Work to do: From the entries that follow, pick out all lines holding "pacjenta".

Begin Provided entries

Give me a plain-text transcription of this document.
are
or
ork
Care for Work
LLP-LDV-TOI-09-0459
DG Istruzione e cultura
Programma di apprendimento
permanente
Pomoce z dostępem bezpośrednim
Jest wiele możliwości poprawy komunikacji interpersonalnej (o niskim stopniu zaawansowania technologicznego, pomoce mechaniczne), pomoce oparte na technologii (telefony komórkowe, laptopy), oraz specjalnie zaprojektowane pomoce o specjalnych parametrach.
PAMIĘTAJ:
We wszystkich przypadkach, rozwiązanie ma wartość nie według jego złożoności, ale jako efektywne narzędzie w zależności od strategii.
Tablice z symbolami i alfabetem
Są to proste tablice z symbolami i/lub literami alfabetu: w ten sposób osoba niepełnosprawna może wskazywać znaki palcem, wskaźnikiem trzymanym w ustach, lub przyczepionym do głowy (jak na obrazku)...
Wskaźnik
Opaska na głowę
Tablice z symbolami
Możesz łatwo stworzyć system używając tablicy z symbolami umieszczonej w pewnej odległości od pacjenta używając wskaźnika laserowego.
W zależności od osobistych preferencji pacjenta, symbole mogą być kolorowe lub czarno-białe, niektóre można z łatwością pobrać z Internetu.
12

End Provided entries

Complete response:
Możesz łatwo stworzyć system używając tablicy z symbolami umieszczonej w pewnej odległości od pacjenta używając wskaźnika laserowego.
W zależności od osobistych preferencji pacjenta, symbole mogą być kolorowe lub czarno-białe, niektóre można z łatwością pobrać z Internetu.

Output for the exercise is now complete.